◆ **EXERCISE INSTRUCTIONS**:
Starting from the line containing "Convert this screenshot", give again every line through the end of the entries, word for word. Pictures stay out of the copy.

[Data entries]
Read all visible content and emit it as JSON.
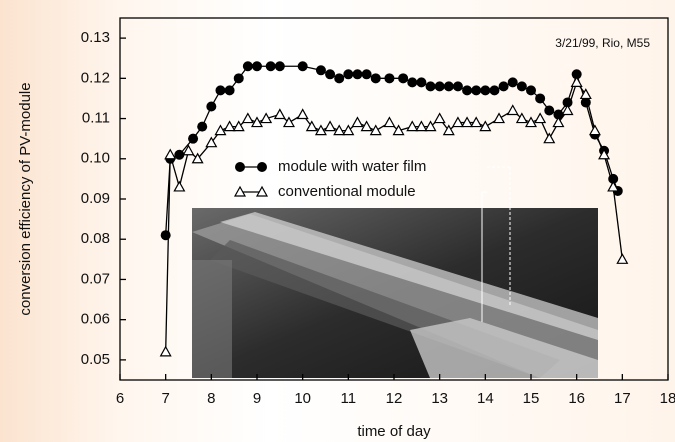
{
  "chart_data": {
    "type": "line",
    "annotation": "3/21/99, Rio, M55",
    "x_label": "time of day",
    "y_label": "conversion efficiency of PV-module",
    "xlim": [
      6,
      18
    ],
    "xticks": [
      6,
      7,
      8,
      9,
      10,
      11,
      12,
      13,
      14,
      15,
      16,
      17,
      18
    ],
    "ylim": [
      0.045,
      0.135
    ],
    "yticks": [
      0.05,
      0.06,
      0.07,
      0.08,
      0.09,
      {
        "value": 0.1,
        "label": "0.10"
      },
      0.11,
      0.12,
      0.13
    ],
    "series": [
      {
        "name": "module with water film",
        "color": "#000000",
        "marker": "circle",
        "x": [
          7.0,
          7.1,
          7.3,
          7.6,
          7.8,
          8.0,
          8.2,
          8.4,
          8.6,
          8.8,
          9.0,
          9.3,
          9.5,
          10.0,
          10.4,
          10.6,
          10.8,
          11.0,
          11.2,
          11.4,
          11.6,
          11.9,
          12.2,
          12.4,
          12.6,
          12.8,
          13.0,
          13.2,
          13.4,
          13.6,
          13.8,
          14.0,
          14.2,
          14.4,
          14.6,
          14.8,
          15.0,
          15.2,
          15.4,
          15.6,
          15.8,
          16.0,
          16.2,
          16.4,
          16.6,
          16.8,
          16.9
        ],
        "values": [
          0.081,
          0.1,
          0.101,
          0.105,
          0.108,
          0.113,
          0.117,
          0.117,
          0.12,
          0.123,
          0.123,
          0.123,
          0.123,
          0.123,
          0.122,
          0.121,
          0.12,
          0.121,
          0.121,
          0.121,
          0.12,
          0.12,
          0.12,
          0.119,
          0.119,
          0.118,
          0.118,
          0.118,
          0.118,
          0.117,
          0.117,
          0.117,
          0.117,
          0.118,
          0.119,
          0.118,
          0.117,
          0.115,
          0.112,
          0.111,
          0.114,
          0.121,
          0.114,
          0.106,
          0.102,
          0.095,
          0.092
        ]
      },
      {
        "name": "conventional module",
        "color": "#000000",
        "marker": "triangle",
        "x": [
          7.0,
          7.1,
          7.3,
          7.5,
          7.7,
          8.0,
          8.2,
          8.4,
          8.6,
          8.8,
          9.0,
          9.2,
          9.5,
          9.7,
          10.0,
          10.2,
          10.4,
          10.6,
          10.8,
          11.0,
          11.2,
          11.4,
          11.6,
          11.9,
          12.1,
          12.4,
          12.6,
          12.8,
          13.0,
          13.2,
          13.4,
          13.6,
          13.8,
          14.0,
          14.3,
          14.6,
          14.8,
          15.0,
          15.2,
          15.4,
          15.6,
          15.8,
          16.0,
          16.2,
          16.4,
          16.6,
          16.8,
          17.0
        ],
        "values": [
          0.052,
          0.101,
          0.093,
          0.102,
          0.1,
          0.104,
          0.107,
          0.108,
          0.108,
          0.11,
          0.109,
          0.11,
          0.111,
          0.109,
          0.111,
          0.108,
          0.107,
          0.108,
          0.107,
          0.107,
          0.109,
          0.108,
          0.107,
          0.109,
          0.107,
          0.108,
          0.108,
          0.108,
          0.11,
          0.107,
          0.109,
          0.109,
          0.109,
          0.108,
          0.11,
          0.112,
          0.11,
          0.109,
          0.11,
          0.105,
          0.109,
          0.112,
          0.119,
          0.116,
          0.107,
          0.101,
          0.093,
          0.075
        ]
      }
    ]
  }
}
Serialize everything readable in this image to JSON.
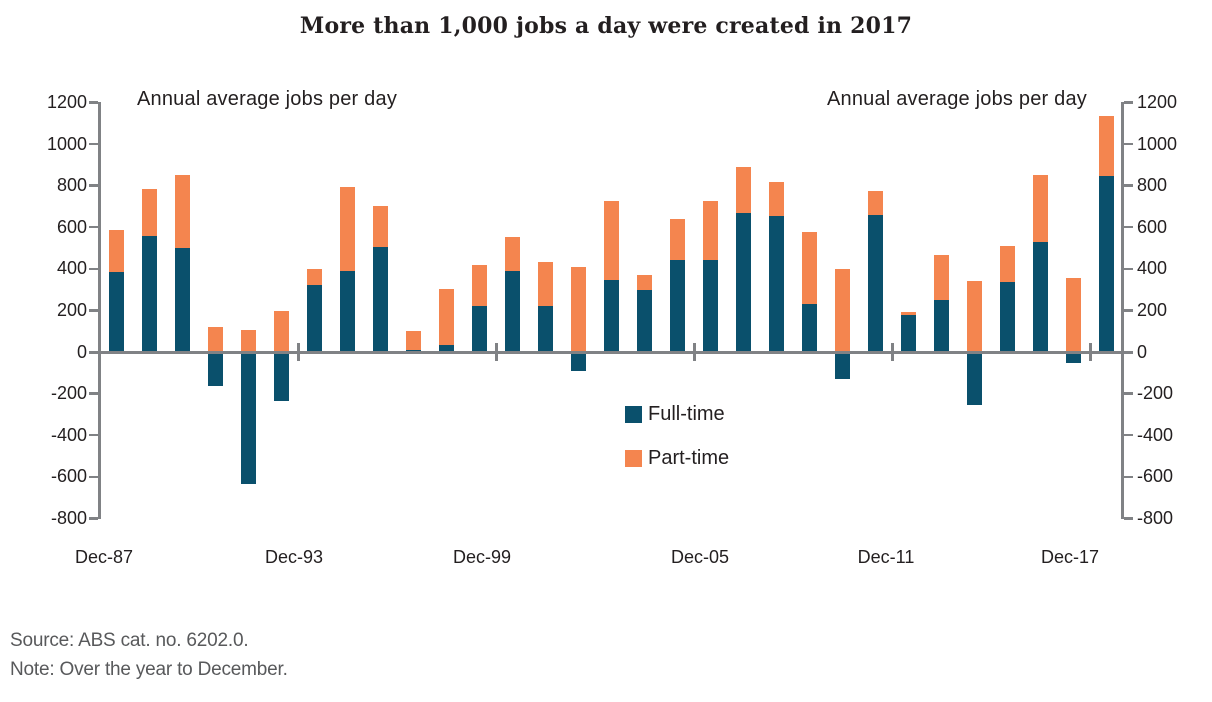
{
  "title": "More than 1,000 jobs a day were created in 2017",
  "axis_captions": {
    "left": "Annual average jobs per day",
    "right": "Annual average jobs per day"
  },
  "legend": {
    "items": [
      {
        "label": "Full-time",
        "color": "#0A506C"
      },
      {
        "label": "Part-time",
        "color": "#F4854F"
      }
    ]
  },
  "footer": {
    "source": "Source: ABS cat. no. 6202.0.",
    "note": "Note: Over the year to December."
  },
  "colors": {
    "full_time": "#0A506C",
    "part_time": "#F4854F",
    "axis_gray": "#808285",
    "title_text": "#231F20",
    "footer_text": "#58595B"
  },
  "chart_data": {
    "type": "bar",
    "stacked": true,
    "title": "More than 1,000 jobs a day were created in 2017",
    "ylabel": "Annual average jobs per day",
    "xlabel": "",
    "grid": false,
    "legend_position": "center-right",
    "ylim": [
      -800,
      1200
    ],
    "y_ticks": [
      1200,
      1000,
      800,
      600,
      400,
      200,
      0,
      -200,
      -400,
      -600,
      -800
    ],
    "x_tick_labels": [
      "Dec-87",
      "Dec-93",
      "Dec-99",
      "Dec-05",
      "Dec-11",
      "Dec-17"
    ],
    "categories": [
      "Dec-87",
      "Dec-88",
      "Dec-89",
      "Dec-90",
      "Dec-91",
      "Dec-92",
      "Dec-93",
      "Dec-94",
      "Dec-95",
      "Dec-96",
      "Dec-97",
      "Dec-98",
      "Dec-99",
      "Dec-00",
      "Dec-01",
      "Dec-02",
      "Dec-03",
      "Dec-04",
      "Dec-05",
      "Dec-06",
      "Dec-07",
      "Dec-08",
      "Dec-09",
      "Dec-10",
      "Dec-11",
      "Dec-12",
      "Dec-13",
      "Dec-14",
      "Dec-15",
      "Dec-16",
      "Dec-17"
    ],
    "series": [
      {
        "name": "Full-time",
        "color": "#0A506C",
        "values": [
          385,
          560,
          500,
          -165,
          -635,
          -235,
          320,
          390,
          505,
          10,
          35,
          220,
          390,
          220,
          -90,
          345,
          300,
          440,
          440,
          670,
          655,
          230,
          -130,
          660,
          180,
          250,
          -255,
          335,
          530,
          -55,
          845
        ]
      },
      {
        "name": "Part-time",
        "color": "#F4854F",
        "values": [
          200,
          225,
          350,
          120,
          105,
          195,
          80,
          405,
          195,
          90,
          270,
          200,
          165,
          215,
          410,
          380,
          70,
          200,
          285,
          220,
          160,
          345,
          400,
          115,
          10,
          215,
          340,
          175,
          320,
          355,
          290
        ]
      }
    ]
  }
}
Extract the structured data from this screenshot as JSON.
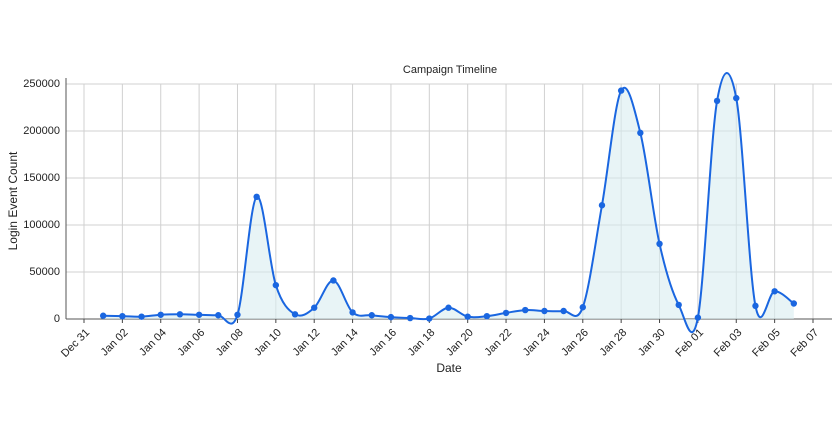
{
  "chart_data": {
    "type": "line",
    "title": "Campaign Timeline",
    "x_label": "Date",
    "y_label": "Login Event Count",
    "x": [
      "Jan 01",
      "Jan 02",
      "Jan 03",
      "Jan 04",
      "Jan 05",
      "Jan 06",
      "Jan 07",
      "Jan 08",
      "Jan 09",
      "Jan 10",
      "Jan 11",
      "Jan 12",
      "Jan 13",
      "Jan 14",
      "Jan 15",
      "Jan 16",
      "Jan 17",
      "Jan 18",
      "Jan 19",
      "Jan 20",
      "Jan 21",
      "Jan 22",
      "Jan 23",
      "Jan 24",
      "Jan 25",
      "Jan 26",
      "Jan 27",
      "Jan 28",
      "Jan 29",
      "Jan 30",
      "Jan 31",
      "Feb 01",
      "Feb 02",
      "Feb 03",
      "Feb 04",
      "Feb 05",
      "Feb 06"
    ],
    "series": [
      {
        "name": "Login Event Count",
        "color": "#1a66e0",
        "values": [
          3500,
          3000,
          2500,
          4500,
          5000,
          4500,
          4000,
          4500,
          130000,
          36000,
          5000,
          12000,
          41000,
          7000,
          4000,
          2000,
          1000,
          500,
          12000,
          2500,
          3000,
          6500,
          9500,
          8500,
          8500,
          12500,
          121000,
          243000,
          198000,
          80000,
          15000,
          1500,
          232000,
          235000,
          14000,
          29500,
          16500
        ]
      }
    ],
    "xlim": [
      "Dec 31",
      "Feb 07"
    ],
    "xticks": [
      "Dec 31",
      "Jan 02",
      "Jan 04",
      "Jan 06",
      "Jan 08",
      "Jan 10",
      "Jan 12",
      "Jan 14",
      "Jan 16",
      "Jan 18",
      "Jan 20",
      "Jan 22",
      "Jan 24",
      "Jan 26",
      "Jan 28",
      "Jan 30",
      "Feb 01",
      "Feb 03",
      "Feb 05",
      "Feb 07"
    ],
    "ylim": [
      0,
      250000
    ],
    "yticks": [
      0,
      50000,
      100000,
      150000,
      200000,
      250000
    ],
    "grid": true,
    "fill": "#d8ecf0"
  }
}
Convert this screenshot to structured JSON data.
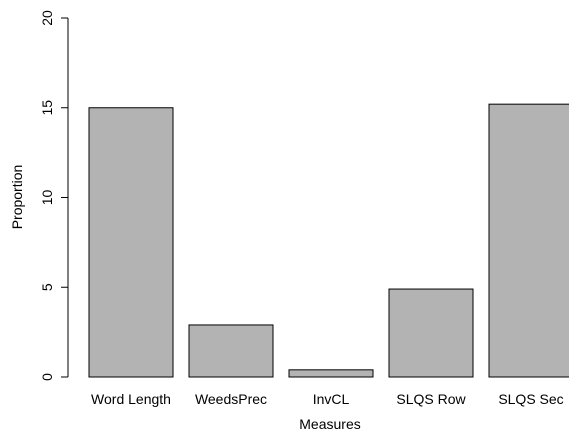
{
  "chart_data": {
    "type": "bar",
    "title": "",
    "xlabel": "Measures",
    "ylabel": "Proportion",
    "categories": [
      "Word Length",
      "WeedsPrec",
      "InvCL",
      "SLQS Row",
      "SLQS Sec"
    ],
    "values": [
      15.0,
      2.9,
      0.4,
      4.9,
      15.2
    ],
    "ylim": [
      0,
      20
    ],
    "yticks": [
      0,
      5,
      10,
      15,
      20
    ],
    "grid": false,
    "colors": {
      "bar_fill": "#b3b3b3",
      "bar_stroke": "#000000",
      "axis": "#000000"
    }
  }
}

◆ **COMPLETED EXERCISE**:
Convert this screenshot to structured JSON data.
{
  "chart_data": {
    "type": "bar",
    "title": "",
    "xlabel": "Measures",
    "ylabel": "Proportion",
    "categories": [
      "Word Length",
      "WeedsPrec",
      "InvCL",
      "SLQS Row",
      "SLQS Sec"
    ],
    "values": [
      15.0,
      2.9,
      0.4,
      4.9,
      15.2
    ],
    "ylim": [
      0,
      20
    ],
    "yticks": [
      0,
      5,
      10,
      15,
      20
    ],
    "grid": false,
    "colors": {
      "bar_fill": "#b3b3b3",
      "bar_stroke": "#000000",
      "axis": "#000000"
    }
  }
}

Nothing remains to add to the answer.